▸ **WHAT YOU WILL DO**
Using the records below, count the lines with "Section" in them. Give the number only.

▸ **RECORDS FOR PROCESSING**
++++++++++

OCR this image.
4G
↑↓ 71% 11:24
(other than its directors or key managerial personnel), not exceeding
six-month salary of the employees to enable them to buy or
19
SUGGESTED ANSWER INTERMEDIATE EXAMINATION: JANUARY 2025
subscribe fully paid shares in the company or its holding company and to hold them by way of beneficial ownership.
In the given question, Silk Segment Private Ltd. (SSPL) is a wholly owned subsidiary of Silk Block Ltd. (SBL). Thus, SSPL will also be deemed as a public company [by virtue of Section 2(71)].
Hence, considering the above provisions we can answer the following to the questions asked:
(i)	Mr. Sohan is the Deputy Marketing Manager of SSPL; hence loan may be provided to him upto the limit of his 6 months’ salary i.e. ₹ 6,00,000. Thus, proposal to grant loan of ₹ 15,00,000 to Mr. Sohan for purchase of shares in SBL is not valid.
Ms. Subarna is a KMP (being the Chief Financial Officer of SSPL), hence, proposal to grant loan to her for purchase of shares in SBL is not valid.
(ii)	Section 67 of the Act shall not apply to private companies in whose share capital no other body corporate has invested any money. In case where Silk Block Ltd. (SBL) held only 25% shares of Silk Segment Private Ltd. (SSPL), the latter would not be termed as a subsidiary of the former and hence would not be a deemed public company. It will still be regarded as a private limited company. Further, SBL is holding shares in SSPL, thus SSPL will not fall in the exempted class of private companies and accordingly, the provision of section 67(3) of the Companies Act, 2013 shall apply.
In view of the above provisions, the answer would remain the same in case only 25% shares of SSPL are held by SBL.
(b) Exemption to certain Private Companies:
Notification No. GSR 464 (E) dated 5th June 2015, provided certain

++++++++++

▸ **COMPLETE ANSWER**
2